--- Exercise task ---
Select all lines with the string "Lüftungsanlage" in them, and copy those lines.

• • • • • • •

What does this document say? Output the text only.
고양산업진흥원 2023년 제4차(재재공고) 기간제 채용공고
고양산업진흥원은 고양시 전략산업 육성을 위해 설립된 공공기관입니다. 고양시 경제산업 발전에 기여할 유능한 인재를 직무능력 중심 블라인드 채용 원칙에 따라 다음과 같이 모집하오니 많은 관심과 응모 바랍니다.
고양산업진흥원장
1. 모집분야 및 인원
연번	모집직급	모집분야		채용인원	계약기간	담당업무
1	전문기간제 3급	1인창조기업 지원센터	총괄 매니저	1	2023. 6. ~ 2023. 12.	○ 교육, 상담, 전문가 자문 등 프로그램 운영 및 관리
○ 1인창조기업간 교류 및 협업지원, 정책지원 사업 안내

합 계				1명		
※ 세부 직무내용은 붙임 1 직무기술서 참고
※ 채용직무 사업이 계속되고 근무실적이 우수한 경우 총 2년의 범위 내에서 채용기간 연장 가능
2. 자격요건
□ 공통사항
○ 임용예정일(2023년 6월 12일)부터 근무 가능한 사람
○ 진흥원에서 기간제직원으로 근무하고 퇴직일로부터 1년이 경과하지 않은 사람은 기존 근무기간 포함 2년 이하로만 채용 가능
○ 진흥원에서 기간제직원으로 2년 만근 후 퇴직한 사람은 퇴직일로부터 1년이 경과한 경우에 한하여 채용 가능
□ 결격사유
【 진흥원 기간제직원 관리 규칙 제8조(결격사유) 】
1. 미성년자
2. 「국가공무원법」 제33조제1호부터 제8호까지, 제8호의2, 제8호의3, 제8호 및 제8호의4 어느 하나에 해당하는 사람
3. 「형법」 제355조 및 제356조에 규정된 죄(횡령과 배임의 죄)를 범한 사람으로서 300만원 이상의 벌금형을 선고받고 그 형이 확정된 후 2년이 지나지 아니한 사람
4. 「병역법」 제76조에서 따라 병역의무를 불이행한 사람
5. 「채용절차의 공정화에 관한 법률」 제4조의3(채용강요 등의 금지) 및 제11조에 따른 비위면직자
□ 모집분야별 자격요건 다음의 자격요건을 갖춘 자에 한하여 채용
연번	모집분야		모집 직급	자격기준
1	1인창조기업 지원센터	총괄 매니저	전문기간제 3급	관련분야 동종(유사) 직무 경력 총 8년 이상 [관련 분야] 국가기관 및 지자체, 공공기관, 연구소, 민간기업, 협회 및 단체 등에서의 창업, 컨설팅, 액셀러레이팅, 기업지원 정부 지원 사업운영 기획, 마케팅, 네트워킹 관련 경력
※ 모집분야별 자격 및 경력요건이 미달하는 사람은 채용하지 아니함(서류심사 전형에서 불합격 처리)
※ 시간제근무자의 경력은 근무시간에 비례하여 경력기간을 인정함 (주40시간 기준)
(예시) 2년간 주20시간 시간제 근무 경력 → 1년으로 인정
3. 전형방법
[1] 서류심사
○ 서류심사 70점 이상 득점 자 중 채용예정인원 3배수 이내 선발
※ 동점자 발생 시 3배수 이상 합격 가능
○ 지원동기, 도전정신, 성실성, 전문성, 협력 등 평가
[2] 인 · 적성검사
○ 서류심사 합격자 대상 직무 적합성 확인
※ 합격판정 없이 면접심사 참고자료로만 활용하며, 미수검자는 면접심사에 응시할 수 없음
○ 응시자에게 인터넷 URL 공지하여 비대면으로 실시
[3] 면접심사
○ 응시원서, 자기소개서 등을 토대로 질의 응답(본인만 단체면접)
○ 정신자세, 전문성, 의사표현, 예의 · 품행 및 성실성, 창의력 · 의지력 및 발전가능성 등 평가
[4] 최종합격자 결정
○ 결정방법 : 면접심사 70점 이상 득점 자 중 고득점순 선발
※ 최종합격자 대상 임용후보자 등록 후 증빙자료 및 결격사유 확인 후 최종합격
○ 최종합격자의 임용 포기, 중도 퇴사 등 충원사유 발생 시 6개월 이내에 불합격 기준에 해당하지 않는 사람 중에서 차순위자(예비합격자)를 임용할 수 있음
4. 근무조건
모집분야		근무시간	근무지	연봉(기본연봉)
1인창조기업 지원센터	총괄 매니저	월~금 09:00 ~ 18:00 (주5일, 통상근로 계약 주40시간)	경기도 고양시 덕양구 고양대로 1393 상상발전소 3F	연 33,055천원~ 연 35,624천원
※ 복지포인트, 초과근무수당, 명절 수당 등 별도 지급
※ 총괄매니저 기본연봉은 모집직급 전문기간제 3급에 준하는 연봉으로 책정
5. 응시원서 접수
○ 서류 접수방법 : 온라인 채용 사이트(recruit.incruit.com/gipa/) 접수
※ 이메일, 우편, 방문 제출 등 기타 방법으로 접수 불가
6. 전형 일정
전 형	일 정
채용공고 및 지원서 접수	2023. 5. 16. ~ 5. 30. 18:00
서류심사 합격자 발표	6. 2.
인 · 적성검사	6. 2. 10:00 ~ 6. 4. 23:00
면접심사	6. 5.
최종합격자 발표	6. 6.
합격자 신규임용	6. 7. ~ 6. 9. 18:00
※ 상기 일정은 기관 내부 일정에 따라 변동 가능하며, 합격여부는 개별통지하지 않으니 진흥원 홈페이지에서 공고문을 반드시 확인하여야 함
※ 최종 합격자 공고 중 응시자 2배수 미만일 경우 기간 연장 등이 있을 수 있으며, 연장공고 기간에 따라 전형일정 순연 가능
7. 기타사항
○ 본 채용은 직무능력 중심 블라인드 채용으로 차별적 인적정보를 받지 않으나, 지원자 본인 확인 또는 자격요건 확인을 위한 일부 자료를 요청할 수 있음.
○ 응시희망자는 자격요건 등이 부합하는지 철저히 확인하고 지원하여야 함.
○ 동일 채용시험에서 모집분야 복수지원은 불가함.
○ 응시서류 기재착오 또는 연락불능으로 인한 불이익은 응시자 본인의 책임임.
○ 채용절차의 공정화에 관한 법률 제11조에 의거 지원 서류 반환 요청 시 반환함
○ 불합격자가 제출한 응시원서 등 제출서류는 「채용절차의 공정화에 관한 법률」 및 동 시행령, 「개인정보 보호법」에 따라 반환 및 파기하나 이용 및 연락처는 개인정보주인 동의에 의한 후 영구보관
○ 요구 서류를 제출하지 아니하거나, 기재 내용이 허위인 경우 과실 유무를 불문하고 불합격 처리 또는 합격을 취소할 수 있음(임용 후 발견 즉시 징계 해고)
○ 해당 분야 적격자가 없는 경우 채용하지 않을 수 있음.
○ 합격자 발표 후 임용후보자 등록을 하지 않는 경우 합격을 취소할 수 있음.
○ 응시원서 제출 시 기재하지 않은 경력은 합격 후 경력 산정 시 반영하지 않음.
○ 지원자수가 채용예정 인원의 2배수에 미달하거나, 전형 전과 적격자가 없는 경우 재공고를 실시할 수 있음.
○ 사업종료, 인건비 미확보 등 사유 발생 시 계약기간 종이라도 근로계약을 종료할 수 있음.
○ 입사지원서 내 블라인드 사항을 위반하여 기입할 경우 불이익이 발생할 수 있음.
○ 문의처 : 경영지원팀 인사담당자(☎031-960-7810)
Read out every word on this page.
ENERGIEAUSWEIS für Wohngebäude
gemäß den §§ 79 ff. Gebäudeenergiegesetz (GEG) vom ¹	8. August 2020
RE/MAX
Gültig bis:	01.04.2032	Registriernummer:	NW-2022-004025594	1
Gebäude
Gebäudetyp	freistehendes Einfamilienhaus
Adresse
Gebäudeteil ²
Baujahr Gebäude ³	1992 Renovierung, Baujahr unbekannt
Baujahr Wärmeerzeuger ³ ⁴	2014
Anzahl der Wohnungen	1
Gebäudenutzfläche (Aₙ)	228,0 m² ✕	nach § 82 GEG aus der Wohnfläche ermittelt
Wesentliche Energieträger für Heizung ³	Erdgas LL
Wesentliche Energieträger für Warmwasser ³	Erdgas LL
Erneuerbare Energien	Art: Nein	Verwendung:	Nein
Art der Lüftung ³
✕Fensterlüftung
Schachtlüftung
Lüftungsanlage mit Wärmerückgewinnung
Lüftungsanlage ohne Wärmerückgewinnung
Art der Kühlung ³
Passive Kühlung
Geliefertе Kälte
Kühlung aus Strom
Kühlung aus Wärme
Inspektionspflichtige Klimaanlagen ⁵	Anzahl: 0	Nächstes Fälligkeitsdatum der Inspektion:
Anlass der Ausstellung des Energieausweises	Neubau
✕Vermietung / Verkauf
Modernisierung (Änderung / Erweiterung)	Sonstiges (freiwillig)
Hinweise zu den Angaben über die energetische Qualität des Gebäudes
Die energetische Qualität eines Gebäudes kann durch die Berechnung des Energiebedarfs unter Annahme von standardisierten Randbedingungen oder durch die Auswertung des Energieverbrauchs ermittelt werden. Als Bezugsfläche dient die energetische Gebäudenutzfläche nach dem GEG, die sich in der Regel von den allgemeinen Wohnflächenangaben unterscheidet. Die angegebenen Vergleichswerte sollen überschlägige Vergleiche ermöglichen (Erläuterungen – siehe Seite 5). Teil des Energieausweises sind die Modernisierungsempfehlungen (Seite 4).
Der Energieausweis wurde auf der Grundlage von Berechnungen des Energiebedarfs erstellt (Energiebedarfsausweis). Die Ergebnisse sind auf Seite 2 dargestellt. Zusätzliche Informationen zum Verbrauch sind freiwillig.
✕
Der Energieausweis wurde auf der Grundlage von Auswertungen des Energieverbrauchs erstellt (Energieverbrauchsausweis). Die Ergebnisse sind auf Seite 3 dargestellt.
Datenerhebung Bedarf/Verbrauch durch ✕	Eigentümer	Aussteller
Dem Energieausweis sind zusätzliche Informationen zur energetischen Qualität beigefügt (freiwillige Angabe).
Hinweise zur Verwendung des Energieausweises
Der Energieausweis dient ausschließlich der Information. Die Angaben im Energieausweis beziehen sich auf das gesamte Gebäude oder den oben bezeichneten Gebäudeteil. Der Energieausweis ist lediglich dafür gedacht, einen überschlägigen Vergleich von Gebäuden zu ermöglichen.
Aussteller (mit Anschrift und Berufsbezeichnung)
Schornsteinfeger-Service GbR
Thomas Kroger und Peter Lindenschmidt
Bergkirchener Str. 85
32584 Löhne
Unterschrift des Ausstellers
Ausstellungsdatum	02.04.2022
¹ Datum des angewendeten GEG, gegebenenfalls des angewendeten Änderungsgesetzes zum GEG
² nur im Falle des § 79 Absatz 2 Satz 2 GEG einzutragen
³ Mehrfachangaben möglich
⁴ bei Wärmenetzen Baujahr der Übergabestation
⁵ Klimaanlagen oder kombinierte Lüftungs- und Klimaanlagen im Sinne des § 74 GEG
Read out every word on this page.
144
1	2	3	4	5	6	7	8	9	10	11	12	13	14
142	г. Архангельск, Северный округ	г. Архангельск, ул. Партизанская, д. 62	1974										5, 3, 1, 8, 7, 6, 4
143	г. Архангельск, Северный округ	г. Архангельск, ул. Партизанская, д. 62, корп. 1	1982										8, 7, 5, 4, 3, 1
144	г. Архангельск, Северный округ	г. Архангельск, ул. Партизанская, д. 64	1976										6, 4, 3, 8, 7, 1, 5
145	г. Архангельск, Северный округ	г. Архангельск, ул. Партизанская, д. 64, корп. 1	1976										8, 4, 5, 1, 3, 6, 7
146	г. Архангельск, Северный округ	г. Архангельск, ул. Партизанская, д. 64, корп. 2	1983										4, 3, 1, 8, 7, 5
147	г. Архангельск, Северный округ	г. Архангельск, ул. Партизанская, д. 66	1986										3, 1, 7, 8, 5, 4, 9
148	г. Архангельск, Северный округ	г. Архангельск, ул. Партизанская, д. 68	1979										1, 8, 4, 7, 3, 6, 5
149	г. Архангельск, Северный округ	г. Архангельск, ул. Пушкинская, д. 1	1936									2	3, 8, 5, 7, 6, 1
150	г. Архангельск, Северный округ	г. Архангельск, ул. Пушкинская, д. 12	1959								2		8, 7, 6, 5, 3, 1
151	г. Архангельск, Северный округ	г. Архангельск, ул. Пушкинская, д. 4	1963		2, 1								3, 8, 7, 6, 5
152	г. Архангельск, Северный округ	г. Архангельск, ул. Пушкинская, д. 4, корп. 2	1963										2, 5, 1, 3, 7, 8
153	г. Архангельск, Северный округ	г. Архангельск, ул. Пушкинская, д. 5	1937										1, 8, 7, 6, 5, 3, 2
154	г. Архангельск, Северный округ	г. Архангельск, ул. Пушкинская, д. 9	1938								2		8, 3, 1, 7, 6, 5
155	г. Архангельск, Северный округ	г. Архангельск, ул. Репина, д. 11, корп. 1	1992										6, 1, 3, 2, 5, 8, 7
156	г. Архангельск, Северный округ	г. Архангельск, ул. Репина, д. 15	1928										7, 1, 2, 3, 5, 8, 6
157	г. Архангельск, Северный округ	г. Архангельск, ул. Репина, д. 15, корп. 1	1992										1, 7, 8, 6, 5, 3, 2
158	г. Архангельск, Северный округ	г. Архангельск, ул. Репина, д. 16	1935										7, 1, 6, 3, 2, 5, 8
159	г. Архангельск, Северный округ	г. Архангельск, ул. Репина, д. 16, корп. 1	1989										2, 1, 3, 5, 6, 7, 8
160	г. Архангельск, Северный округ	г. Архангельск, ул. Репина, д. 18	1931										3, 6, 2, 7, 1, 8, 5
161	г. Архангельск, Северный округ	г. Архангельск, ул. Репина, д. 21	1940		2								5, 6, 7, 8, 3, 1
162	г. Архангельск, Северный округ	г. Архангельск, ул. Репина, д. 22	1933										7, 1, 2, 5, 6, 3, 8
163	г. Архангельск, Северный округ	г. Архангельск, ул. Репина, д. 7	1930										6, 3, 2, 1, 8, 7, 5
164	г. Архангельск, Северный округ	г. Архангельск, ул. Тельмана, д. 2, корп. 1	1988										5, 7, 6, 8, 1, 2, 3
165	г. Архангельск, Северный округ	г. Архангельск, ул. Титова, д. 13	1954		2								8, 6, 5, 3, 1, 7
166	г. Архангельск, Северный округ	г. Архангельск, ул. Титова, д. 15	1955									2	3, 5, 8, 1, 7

• • • • • • •

--- Final result ---
Lüftungsanlage mit Wärmerückgewinnung
Lüftungsanlage ohne Wärmerückgewinnung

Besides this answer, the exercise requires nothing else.